──────── Data supplied ────────

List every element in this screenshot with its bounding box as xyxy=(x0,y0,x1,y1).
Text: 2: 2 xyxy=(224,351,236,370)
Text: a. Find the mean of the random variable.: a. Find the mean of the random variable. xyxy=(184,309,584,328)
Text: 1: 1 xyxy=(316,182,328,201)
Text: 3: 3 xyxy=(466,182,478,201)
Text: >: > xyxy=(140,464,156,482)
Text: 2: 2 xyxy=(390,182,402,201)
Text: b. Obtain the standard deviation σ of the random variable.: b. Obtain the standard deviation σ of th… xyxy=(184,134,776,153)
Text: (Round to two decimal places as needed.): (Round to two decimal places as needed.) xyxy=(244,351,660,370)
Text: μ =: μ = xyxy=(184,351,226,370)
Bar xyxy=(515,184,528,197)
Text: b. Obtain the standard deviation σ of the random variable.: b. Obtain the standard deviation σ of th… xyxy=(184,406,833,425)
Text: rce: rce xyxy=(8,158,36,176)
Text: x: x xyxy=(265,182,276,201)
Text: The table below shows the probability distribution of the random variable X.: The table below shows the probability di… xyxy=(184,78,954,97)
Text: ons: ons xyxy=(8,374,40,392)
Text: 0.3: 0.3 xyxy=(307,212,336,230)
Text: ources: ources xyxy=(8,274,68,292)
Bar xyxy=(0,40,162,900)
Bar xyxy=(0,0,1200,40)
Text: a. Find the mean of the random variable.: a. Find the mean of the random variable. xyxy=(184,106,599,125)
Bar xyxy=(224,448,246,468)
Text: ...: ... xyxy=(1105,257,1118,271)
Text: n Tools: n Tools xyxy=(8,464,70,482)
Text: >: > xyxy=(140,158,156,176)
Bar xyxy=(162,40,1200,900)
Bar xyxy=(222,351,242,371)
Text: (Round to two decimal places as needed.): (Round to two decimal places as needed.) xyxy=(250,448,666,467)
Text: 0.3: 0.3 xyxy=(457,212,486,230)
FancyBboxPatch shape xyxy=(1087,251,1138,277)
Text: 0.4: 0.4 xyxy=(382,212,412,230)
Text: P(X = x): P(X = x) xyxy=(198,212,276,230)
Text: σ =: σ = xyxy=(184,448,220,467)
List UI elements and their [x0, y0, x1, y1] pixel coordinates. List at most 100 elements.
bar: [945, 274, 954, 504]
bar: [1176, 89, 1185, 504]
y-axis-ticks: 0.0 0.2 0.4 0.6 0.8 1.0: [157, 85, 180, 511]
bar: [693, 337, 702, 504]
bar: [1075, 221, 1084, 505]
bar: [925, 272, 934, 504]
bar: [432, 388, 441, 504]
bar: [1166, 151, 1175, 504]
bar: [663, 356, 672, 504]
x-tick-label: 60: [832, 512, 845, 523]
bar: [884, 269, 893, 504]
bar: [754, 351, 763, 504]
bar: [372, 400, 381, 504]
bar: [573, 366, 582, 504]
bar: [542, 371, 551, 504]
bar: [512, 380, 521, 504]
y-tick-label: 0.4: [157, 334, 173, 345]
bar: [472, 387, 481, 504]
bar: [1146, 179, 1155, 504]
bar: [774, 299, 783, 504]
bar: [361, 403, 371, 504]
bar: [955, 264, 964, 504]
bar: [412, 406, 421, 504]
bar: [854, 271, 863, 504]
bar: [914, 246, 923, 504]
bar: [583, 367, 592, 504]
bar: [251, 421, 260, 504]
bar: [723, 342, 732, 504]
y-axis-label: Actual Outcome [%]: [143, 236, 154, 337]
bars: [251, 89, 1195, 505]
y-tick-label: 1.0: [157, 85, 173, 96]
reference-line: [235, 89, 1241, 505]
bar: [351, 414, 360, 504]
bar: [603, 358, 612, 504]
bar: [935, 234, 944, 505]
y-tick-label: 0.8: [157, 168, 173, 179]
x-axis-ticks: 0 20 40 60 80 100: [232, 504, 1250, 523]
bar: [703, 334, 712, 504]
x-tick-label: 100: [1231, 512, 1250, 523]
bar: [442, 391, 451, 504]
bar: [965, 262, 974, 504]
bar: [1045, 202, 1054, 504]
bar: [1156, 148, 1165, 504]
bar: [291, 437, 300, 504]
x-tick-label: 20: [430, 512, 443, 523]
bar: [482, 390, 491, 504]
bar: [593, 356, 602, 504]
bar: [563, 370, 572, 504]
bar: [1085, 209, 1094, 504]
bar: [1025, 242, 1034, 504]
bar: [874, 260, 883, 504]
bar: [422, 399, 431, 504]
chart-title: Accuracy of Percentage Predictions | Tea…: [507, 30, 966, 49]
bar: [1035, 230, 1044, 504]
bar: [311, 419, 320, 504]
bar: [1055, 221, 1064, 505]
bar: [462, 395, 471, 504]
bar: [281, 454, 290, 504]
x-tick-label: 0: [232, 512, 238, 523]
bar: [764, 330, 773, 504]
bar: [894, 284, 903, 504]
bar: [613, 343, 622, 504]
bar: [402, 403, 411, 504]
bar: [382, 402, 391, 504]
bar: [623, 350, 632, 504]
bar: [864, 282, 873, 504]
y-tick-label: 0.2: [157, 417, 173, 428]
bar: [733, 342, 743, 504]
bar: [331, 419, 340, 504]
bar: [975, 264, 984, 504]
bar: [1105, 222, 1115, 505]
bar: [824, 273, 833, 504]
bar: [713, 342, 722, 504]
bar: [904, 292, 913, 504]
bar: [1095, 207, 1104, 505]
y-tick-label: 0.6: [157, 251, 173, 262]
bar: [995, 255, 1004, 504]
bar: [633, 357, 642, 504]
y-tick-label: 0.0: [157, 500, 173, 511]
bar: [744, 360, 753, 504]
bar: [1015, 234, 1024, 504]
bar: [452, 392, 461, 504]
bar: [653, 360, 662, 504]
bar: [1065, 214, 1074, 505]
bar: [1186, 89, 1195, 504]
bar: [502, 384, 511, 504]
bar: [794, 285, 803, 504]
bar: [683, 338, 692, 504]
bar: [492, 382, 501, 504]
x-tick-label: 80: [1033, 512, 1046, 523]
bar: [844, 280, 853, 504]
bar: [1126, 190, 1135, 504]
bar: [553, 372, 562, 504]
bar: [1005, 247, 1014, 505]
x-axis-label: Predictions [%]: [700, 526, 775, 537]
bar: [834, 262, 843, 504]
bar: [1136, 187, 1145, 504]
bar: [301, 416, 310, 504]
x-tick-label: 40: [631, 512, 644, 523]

────────

(Task):
Turn the lines of the material, from its first line through the line containing "Bar xyxy=(222,351,242,371)", inclusive, into a numbered list that leaves out any blank lines.

(Correct answer):
1. List every element in this screenshot with its bounding box as xyxy=(x0,y0,x1,y1).
2. Text: 2: 2 xyxy=(224,351,236,370)
3. Text: a. Find the mean of the random variable.: a. Find the mean of the random variable. xyxy=(184,309,584,328)
4. Text: 1: 1 xyxy=(316,182,328,201)
5. Text: 3: 3 xyxy=(466,182,478,201)
6. Text: >: > xyxy=(140,464,156,482)
7. Text: 2: 2 xyxy=(390,182,402,201)
8. Text: b. Obtain the standard deviation σ of the random variable.: b. Obtain the standard deviation σ of th… xyxy=(184,134,776,153)
9. Text: (Round to two decimal places as needed.): (Round to two decimal places as needed.) xyxy=(244,351,660,370)
10. Text: μ =: μ = xyxy=(184,351,226,370)
11. Bar xyxy=(515,184,528,197)
12. Text: b. Obtain the standard deviation σ of the random variable.: b. Obtain the standard deviation σ of th… xyxy=(184,406,833,425)
13. Text: rce: rce xyxy=(8,158,36,176)
14. Text: x: x xyxy=(265,182,276,201)
15. Text: The table below shows the probability distribution of the random variable X.: The table below shows the probability di… xyxy=(184,78,954,97)
16. Text: ons: ons xyxy=(8,374,40,392)
17. Text: 0.3: 0.3 xyxy=(307,212,336,230)
18. Text: ources: ources xyxy=(8,274,68,292)
19. Bar xyxy=(0,40,162,900)
20. Bar xyxy=(0,0,1200,40)
21. Text: a. Find the mean of the random variable.: a. Find the mean of the random variable. xyxy=(184,106,599,125)
22. Bar xyxy=(224,448,246,468)
23. Text: ...: ... xyxy=(1105,257,1118,271)
24. Text: n Tools: n Tools xyxy=(8,464,70,482)
25. Text: >: > xyxy=(140,158,156,176)
26. Bar xyxy=(162,40,1200,900)
27. Bar xyxy=(222,351,242,371)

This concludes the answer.